PROBLEM REQUIREMENTS ->
Reproduce the records below exactly, leaving out any pictures.

***** STORED RECORDS

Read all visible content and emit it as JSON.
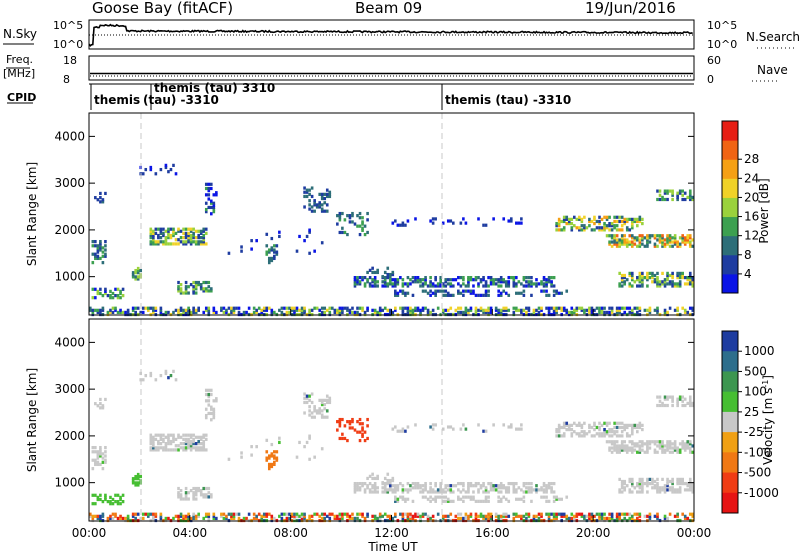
{
  "header": {
    "station": "Goose Bay (fitACF)",
    "beam": "Beam 09",
    "date": "19/Jun/2016"
  },
  "param_panels": {
    "nsky_label": "N.Sky",
    "nsky_ticks": [
      "10^5",
      "10^0"
    ],
    "nsearch_label": "N.Search",
    "nsearch_ticks": [
      "10^5",
      "10^0"
    ],
    "freq_label": "Freq.",
    "freq_unit": "[MHz]",
    "freq_ticks": [
      "18",
      "8"
    ],
    "nave_label": "Nave",
    "nave_ticks": [
      "60",
      "0"
    ],
    "cpid_label": "CPID",
    "cpid_entries": [
      {
        "text": "themis",
        "line2": ""
      },
      {
        "text": "themis (tau) 3310",
        "line2": "(tau) -3310"
      },
      {
        "text": "themis (tau) -3310",
        "line2": ""
      }
    ]
  },
  "chart_data": [
    {
      "type": "heatmap",
      "name": "power",
      "ylabel": "Slant Range [km]",
      "yticks": [
        1000,
        2000,
        3000,
        4000
      ],
      "ylim": [
        180,
        4500
      ],
      "xlim": [
        0,
        24
      ],
      "colorbar": {
        "label": "Power [dB]",
        "tick_labels": [
          "4",
          "8",
          "12",
          "16",
          "20",
          "24",
          "28"
        ],
        "colors": [
          "#0a14e6",
          "#1e3ca0",
          "#2d6e78",
          "#3ca050",
          "#9ad23c",
          "#f0d228",
          "#f5a014",
          "#f06414",
          "#e61e14"
        ]
      }
    },
    {
      "type": "heatmap",
      "name": "velocity",
      "ylabel": "Slant Range [km]",
      "yticks": [
        1000,
        2000,
        3000,
        4000
      ],
      "ylim": [
        180,
        4500
      ],
      "xlim": [
        0,
        24
      ],
      "xticks": [
        "00:00",
        "04:00",
        "08:00",
        "12:00",
        "16:00",
        "20:00",
        "00:00"
      ],
      "xlabel": "Time UT",
      "colorbar": {
        "label_main": "Velocity",
        "label_unit": "[m s",
        "label_exp": "-1",
        "label_close": "]",
        "tick_labels": [
          "1000",
          "500",
          "100",
          "25",
          "-25",
          "-100",
          "-500",
          "-1000"
        ],
        "colors": [
          "#1e3ca0",
          "#2d6e8c",
          "#3c9650",
          "#46be32",
          "#c8c8c8",
          "#f0a014",
          "#f07814",
          "#f03c14",
          "#e61414"
        ]
      }
    }
  ]
}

**********

PROBLEM SOLUTION ->
Read all visible content and emit it as JSON.
{
  "header": {
    "station": "Goose Bay (fitACF)",
    "beam": "Beam 09",
    "date": "19/Jun/2016"
  },
  "param_panels": {
    "nsky_label": "N.Sky",
    "nsky_ticks": [
      "10^5",
      "10^0"
    ],
    "nsearch_label": "N.Search",
    "nsearch_ticks": [
      "10^5",
      "10^0"
    ],
    "freq_label": "Freq.",
    "freq_unit": "[MHz]",
    "freq_ticks": [
      "18",
      "8"
    ],
    "nave_label": "Nave",
    "nave_ticks": [
      "60",
      "0"
    ],
    "cpid_label": "CPID",
    "cpid_entries": [
      {
        "text": "themis",
        "line2": ""
      },
      {
        "text": "themis (tau) 3310",
        "line2": "(tau) -3310"
      },
      {
        "text": "themis (tau) -3310",
        "line2": ""
      }
    ]
  },
  "chart_data": [
    {
      "type": "heatmap",
      "name": "power",
      "ylabel": "Slant Range [km]",
      "yticks": [
        1000,
        2000,
        3000,
        4000
      ],
      "ylim": [
        180,
        4500
      ],
      "xlim": [
        0,
        24
      ],
      "colorbar": {
        "label": "Power [dB]",
        "tick_labels": [
          "4",
          "8",
          "12",
          "16",
          "20",
          "24",
          "28"
        ],
        "colors": [
          "#0a14e6",
          "#1e3ca0",
          "#2d6e78",
          "#3ca050",
          "#9ad23c",
          "#f0d228",
          "#f5a014",
          "#f06414",
          "#e61e14"
        ]
      }
    },
    {
      "type": "heatmap",
      "name": "velocity",
      "ylabel": "Slant Range [km]",
      "yticks": [
        1000,
        2000,
        3000,
        4000
      ],
      "ylim": [
        180,
        4500
      ],
      "xlim": [
        0,
        24
      ],
      "xticks": [
        "00:00",
        "04:00",
        "08:00",
        "12:00",
        "16:00",
        "20:00",
        "00:00"
      ],
      "xlabel": "Time UT",
      "colorbar": {
        "label_main": "Velocity",
        "label_unit": "[m s",
        "label_exp": "-1",
        "label_close": "]",
        "tick_labels": [
          "1000",
          "500",
          "100",
          "25",
          "-25",
          "-100",
          "-500",
          "-1000"
        ],
        "colors": [
          "#1e3ca0",
          "#2d6e8c",
          "#3c9650",
          "#46be32",
          "#c8c8c8",
          "#f0a014",
          "#f07814",
          "#f03c14",
          "#e61414"
        ]
      }
    }
  ]
}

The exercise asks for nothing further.